--- The problem ---
Print a stretch of the essay on Dworkin and democracy below word for word. Begin at the words "Two rival approaches" and stop after "and influential approaches.".

--- Text segment ---
───

In January 2011, Ronald Dworkin gave a talk about democracy to a large audience at Central European University in Budapest. A few months earlier the then-opposition party, Fidesz, had won a landslide victory in the Hungarian election. Popular support and a disproportionate electoral structure had ensured the new government two-thirds of the seats in the Parliament, a majority sufficiently large to set about changing the constitutional system.
“What is Democracy?” was the title of Dworkin’s lecture. Although he was very aware of the local problems of constitutionalism, Dworkin did not choose to talk about a specific country; instead, he asked in general whether such a majoritarian decision making represented the triumph or the ruin of democracy. As one might expect, Dworkin rejected the idea that democracy just means majority rule. Rather, he argued that pure majoritarian decision making neither has intrinsic value, nor does it offer better consequences for society. His conclusion was that majority rule gives the government no legitimacy at all.
Today we may understand better the significance of that argument. The case of Hungary is not isolated but is an integral part of a global phenomenon. In contrast with earlier waves of democratization that spread across the globe, more recent tendencies have led to the disintegration of democracies. Not only Hungary and Poland (two EU Member States), but also Russia (probably the first regime of this kind), and many other countries from Azerbaijan to Venezuela epitomize this phenomenon, in which the country in question adopts — apparently in a democratic manner — a legal transformation that moves it ever further from, rather than toward, democratic principles.
But I must confess that I felt uncomfortable after the Dworkin-lecture. However convincing arguments Dworkin offered on the shortcomings of the majoritarian democracy, I found the application of those considerations in the case of Hungary and other countries in similar conditions unsatisfactory. Why? Because the whole reasoning remained within the framework what John Rawls called a well-ordered society, a highly idealized abstraction, whose political institutions are just, or at least decent. Dworkin’s talk can be seen as a persuasive argument about the incompatibility of the idea of a well-ordered society with pure majoritarianism. But the regimes in Hungary and elsewhere do not aspire to approach the idea of a well-ordered society in Rawlsian terms. Even if, for the sake of argument, we assumed for a moment that pure majoritarian democracy is based on good reasons, this would not apply to the new regimes. The new deviation from the accepted standard of constitutional democracy and pure majoritarianism are poles apart.
Two rival approaches
The rise of autocratic majority has become the focus of considerable academic attention. There seems to be a consensus that while the new regimes differ in some respects, they share key characteristics. The new competitor to constitutional democracy has begun to take shape as autocratic in political form, nationalist in ideology, and capitalist in economics (though the case of Venezuela shows that it can be socialist in economics too). Moreover, the ideas and practices of emerging regimes in question are far from independent of each other, as the extensive use of phrases “nationalist international” and “autocratic international” demonstrate. Apart from the scholarly consensus on some characteristics, we may distinguish two widespread and influential approaches.

───

--- Dataset extract ---

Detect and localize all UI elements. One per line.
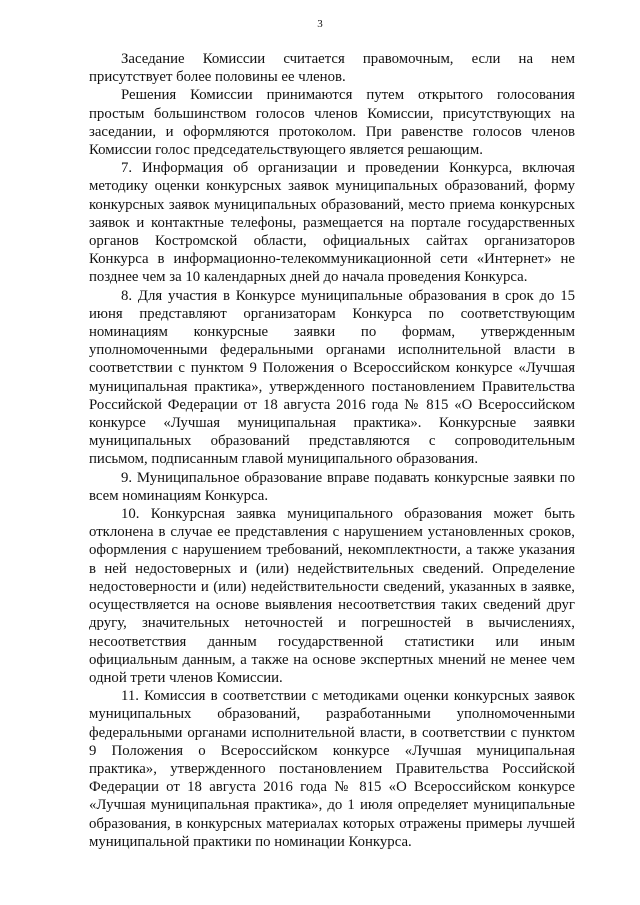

───

--- Result for this task ---
Two rival approaches
The rise of autocratic majority has become the focus of considerable academic attention. There seems to be a consensus that while the new regimes differ in some respects, they share key characteristics. The new competitor to constitutional democracy has begun to take shape as autocratic in political form, nationalist in ideology, and capitalist in economics (though the case of Venezuela shows that it can be socialist in economics too). Moreover, the ideas and practices of emerging regimes in question are far from independent of each other, as the extensive use of phrases “nationalist international” and “autocratic international” demonstrate. Apart from the scholarly consensus on some characteristics, we may distinguish two widespread and influential approaches.